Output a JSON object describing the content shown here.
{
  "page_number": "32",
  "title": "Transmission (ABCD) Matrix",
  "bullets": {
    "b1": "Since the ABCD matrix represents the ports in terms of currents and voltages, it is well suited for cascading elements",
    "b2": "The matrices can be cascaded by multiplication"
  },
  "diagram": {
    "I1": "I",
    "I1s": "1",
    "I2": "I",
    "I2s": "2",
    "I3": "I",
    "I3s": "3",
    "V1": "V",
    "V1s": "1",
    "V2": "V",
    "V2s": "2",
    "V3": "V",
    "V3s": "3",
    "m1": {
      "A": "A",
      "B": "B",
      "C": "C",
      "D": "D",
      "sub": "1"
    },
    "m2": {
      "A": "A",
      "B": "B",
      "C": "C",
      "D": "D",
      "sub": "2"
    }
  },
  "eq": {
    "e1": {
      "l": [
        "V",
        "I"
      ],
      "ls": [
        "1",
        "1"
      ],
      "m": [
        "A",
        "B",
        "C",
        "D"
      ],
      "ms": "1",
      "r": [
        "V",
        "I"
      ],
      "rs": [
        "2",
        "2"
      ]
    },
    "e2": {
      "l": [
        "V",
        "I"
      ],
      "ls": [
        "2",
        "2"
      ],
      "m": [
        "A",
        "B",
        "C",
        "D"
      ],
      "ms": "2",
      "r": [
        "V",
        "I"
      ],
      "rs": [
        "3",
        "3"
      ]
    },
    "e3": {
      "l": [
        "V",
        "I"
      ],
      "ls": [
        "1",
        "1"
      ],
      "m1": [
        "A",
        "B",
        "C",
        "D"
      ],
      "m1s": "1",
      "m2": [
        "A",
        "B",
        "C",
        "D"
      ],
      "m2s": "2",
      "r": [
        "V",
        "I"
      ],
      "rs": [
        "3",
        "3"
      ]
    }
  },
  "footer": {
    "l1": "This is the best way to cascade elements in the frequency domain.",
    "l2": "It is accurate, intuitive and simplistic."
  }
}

******

◆ Task directions:
Determine the number of lines containing "elements". Write only that number.

◆ The result:
2